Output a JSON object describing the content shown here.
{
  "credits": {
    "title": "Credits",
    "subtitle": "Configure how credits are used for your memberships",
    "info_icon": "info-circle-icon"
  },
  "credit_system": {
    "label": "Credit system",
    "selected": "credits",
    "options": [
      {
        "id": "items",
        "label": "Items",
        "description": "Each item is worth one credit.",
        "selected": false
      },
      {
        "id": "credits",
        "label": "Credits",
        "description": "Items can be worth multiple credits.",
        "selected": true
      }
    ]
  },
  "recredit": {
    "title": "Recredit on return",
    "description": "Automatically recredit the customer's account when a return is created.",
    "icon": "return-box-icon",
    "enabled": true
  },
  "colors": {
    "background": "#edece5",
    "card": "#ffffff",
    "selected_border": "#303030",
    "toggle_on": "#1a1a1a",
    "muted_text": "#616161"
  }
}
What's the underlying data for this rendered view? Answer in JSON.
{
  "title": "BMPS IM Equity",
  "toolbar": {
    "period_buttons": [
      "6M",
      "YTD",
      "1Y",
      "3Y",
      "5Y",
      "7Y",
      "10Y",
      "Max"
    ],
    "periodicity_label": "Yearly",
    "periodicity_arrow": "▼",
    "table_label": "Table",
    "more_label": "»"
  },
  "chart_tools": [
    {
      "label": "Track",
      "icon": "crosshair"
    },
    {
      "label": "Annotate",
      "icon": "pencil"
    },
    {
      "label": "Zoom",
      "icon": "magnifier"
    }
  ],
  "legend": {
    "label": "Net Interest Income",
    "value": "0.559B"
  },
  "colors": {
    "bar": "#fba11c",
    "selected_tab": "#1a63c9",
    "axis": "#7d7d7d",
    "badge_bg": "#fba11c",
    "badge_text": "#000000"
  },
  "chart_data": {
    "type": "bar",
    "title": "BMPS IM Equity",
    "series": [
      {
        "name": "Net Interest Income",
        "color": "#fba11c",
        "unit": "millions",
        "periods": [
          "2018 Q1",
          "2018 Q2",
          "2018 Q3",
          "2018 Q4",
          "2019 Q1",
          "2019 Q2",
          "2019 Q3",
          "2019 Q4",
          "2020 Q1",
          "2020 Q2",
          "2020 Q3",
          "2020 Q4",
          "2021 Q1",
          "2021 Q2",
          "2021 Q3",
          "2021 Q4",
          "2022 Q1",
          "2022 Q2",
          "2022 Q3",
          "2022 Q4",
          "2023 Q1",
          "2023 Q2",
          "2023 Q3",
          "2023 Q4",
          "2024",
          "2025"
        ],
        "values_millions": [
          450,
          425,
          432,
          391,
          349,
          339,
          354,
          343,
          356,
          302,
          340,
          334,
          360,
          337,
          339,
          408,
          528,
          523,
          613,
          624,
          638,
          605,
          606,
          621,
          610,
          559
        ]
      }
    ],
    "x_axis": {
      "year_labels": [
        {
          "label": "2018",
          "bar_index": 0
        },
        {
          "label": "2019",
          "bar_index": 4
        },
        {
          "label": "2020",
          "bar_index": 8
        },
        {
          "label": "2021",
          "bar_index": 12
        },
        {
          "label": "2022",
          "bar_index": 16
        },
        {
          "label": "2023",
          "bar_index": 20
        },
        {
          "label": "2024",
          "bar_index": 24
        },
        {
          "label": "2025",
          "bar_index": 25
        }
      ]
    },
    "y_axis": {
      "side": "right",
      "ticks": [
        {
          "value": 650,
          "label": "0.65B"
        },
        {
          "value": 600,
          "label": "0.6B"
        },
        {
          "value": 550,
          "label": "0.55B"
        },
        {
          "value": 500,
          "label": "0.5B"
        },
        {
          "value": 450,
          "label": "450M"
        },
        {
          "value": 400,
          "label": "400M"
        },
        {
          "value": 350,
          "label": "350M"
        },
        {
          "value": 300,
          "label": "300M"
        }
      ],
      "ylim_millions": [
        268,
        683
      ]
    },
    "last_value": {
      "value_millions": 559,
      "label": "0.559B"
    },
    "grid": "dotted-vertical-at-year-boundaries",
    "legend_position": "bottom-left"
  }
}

Aim of the exercise:
Ascertain the number of lines in the entries that include the word "JSON", and report only that number.

Finished answer:
2